# [PROBLEM TO WORK ON]
Write out all the entries word for word and omit any pictures.

====== SUPPLIED MATERIAL ======

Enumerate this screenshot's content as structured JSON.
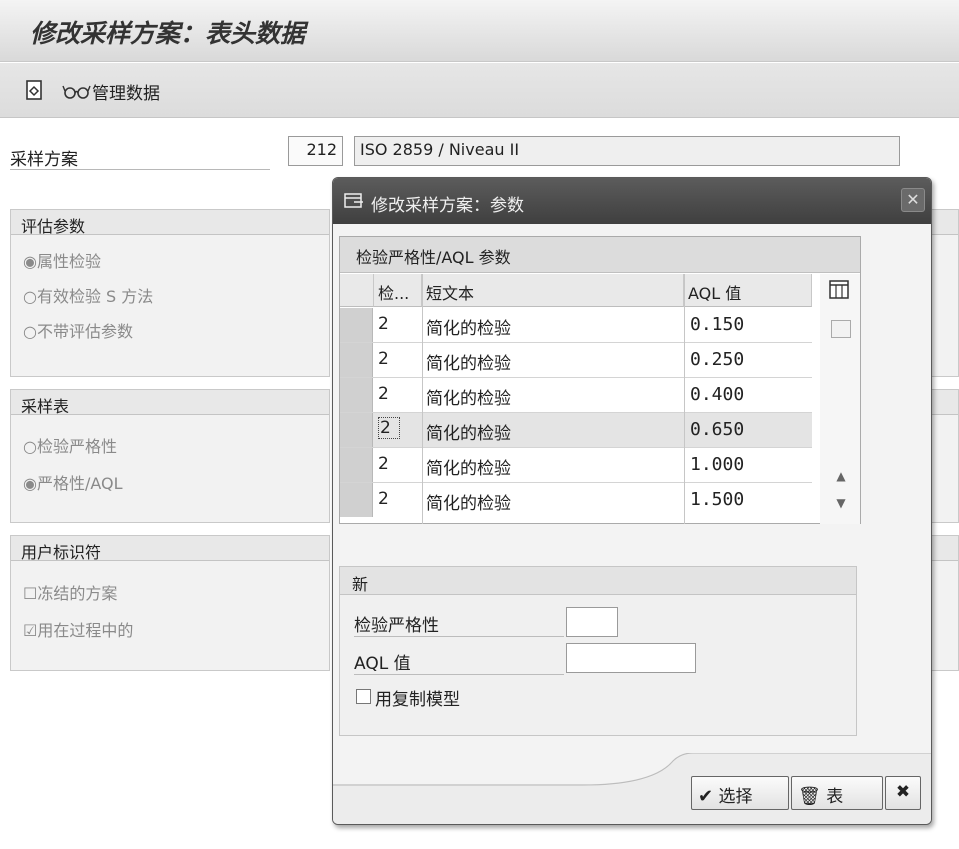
{
  "window": {
    "title": "修改采样方案：表头数据"
  },
  "toolbar": {
    "manage_data_label": "管理数据"
  },
  "header": {
    "plan_label": "采样方案",
    "plan_number": "212",
    "plan_description": "ISO 2859 / Niveau  II"
  },
  "eval_params": {
    "title": "评估参数",
    "options": [
      {
        "label": "属性检验",
        "selected": true
      },
      {
        "label": "有效检验 S 方法",
        "selected": false
      },
      {
        "label": "不带评估参数",
        "selected": false
      }
    ]
  },
  "sampling_table": {
    "title": "采样表",
    "options": [
      {
        "label": "检验严格性",
        "selected": false
      },
      {
        "label": "严格性/AQL",
        "selected": true
      }
    ]
  },
  "user_id": {
    "title": "用户标识符",
    "options": [
      {
        "label": "冻结的方案",
        "checked": false
      },
      {
        "label": "用在过程中的",
        "checked": true
      }
    ]
  },
  "dialog": {
    "title": "修改采样方案：参数",
    "table_caption": "检验严格性/AQL 参数",
    "columns": [
      "检...",
      "短文本",
      "AQL 值"
    ],
    "rows": [
      {
        "severity": "2",
        "text": "简化的检验",
        "aql": "0.150"
      },
      {
        "severity": "2",
        "text": "简化的检验",
        "aql": "0.250"
      },
      {
        "severity": "2",
        "text": "简化的检验",
        "aql": "0.400"
      },
      {
        "severity": "2",
        "text": "简化的检验",
        "aql": "0.650"
      },
      {
        "severity": "2",
        "text": "简化的检验",
        "aql": "1.000"
      },
      {
        "severity": "2",
        "text": "简化的检验",
        "aql": "1.500"
      }
    ],
    "new_group": {
      "title": "新",
      "severity_label": "检验严格性",
      "aql_label": "AQL 值",
      "copy_model_label": "用复制模型",
      "copy_model_checked": false
    },
    "buttons": {
      "choose": "选择",
      "table": "表"
    }
  }
}
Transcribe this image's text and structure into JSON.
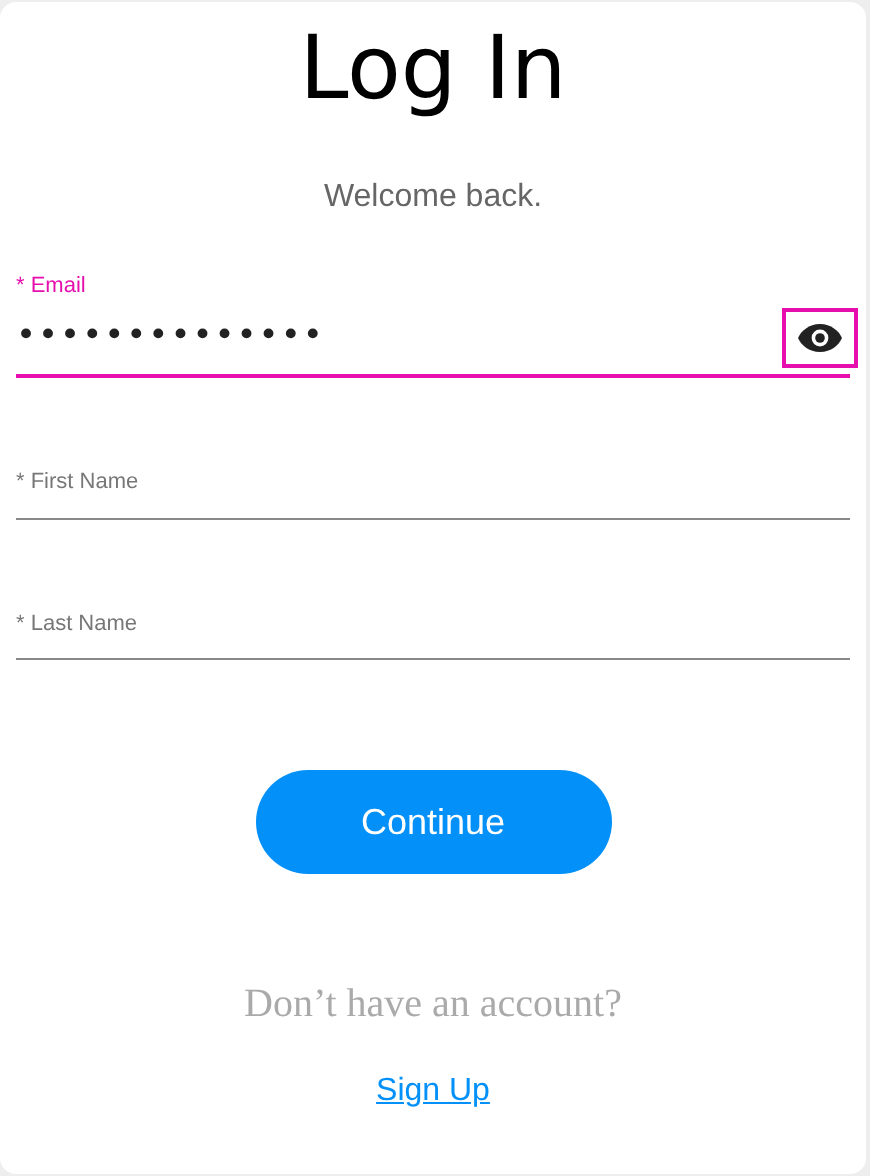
{
  "title": "Log In",
  "subtitle": "Welcome back.",
  "fields": [
    {
      "label": "* Email",
      "value": "••••••••••••••",
      "focused": true,
      "kind": "password"
    },
    {
      "placeholder": "* First Name",
      "focused": false,
      "kind": "text"
    },
    {
      "placeholder": "* Last Name",
      "focused": false,
      "kind": "text"
    }
  ],
  "continue_button": "Continue",
  "prompt": "Don’t have an account?",
  "signup_link": "Sign Up"
}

======

# [RESPONSE]
Enumerate this screenshot's content as structured JSON.
{
  "window": {
    "title": "修改采样方案：表头数据"
  },
  "toolbar": {
    "manage_data_label": "管理数据"
  },
  "header": {
    "plan_label": "采样方案",
    "plan_number": "212",
    "plan_description": "ISO 2859 / Niveau  II"
  },
  "eval_params": {
    "title": "评估参数",
    "options": [
      {
        "label": "属性检验",
        "selected": true
      },
      {
        "label": "有效检验 S 方法",
        "selected": false
      },
      {
        "label": "不带评估参数",
        "selected": false
      }
    ]
  },
  "sampling_table": {
    "title": "采样表",
    "options": [
      {
        "label": "检验严格性",
        "selected": false
      },
      {
        "label": "严格性/AQL",
        "selected": true
      }
    ]
  },
  "user_id": {
    "title": "用户标识符",
    "options": [
      {
        "label": "冻结的方案",
        "checked": false
      },
      {
        "label": "用在过程中的",
        "checked": true
      }
    ]
  },
  "dialog": {
    "title": "修改采样方案：参数",
    "table_caption": "检验严格性/AQL 参数",
    "columns": [
      "检...",
      "短文本",
      "AQL 值"
    ],
    "rows": [
      {
        "severity": "2",
        "text": "简化的检验",
        "aql": "0.150"
      },
      {
        "severity": "2",
        "text": "简化的检验",
        "aql": "0.250"
      },
      {
        "severity": "2",
        "text": "简化的检验",
        "aql": "0.400"
      },
      {
        "severity": "2",
        "text": "简化的检验",
        "aql": "0.650"
      },
      {
        "severity": "2",
        "text": "简化的检验",
        "aql": "1.000"
      },
      {
        "severity": "2",
        "text": "简化的检验",
        "aql": "1.500"
      }
    ],
    "new_group": {
      "title": "新",
      "severity_label": "检验严格性",
      "aql_label": "AQL 值",
      "copy_model_label": "用复制模型",
      "copy_model_checked": false
    },
    "buttons": {
      "choose": "选择",
      "table": "表"
    }
  }
}
Transcribe this image's text and structure into JSON.
{
  "title": "Log In",
  "subtitle": "Welcome back.",
  "fields": [
    {
      "label": "* Email",
      "value": "••••••••••••••",
      "focused": true,
      "kind": "password"
    },
    {
      "placeholder": "* First Name",
      "focused": false,
      "kind": "text"
    },
    {
      "placeholder": "* Last Name",
      "focused": false,
      "kind": "text"
    }
  ],
  "continue_button": "Continue",
  "prompt": "Don’t have an account?",
  "signup_link": "Sign Up"
}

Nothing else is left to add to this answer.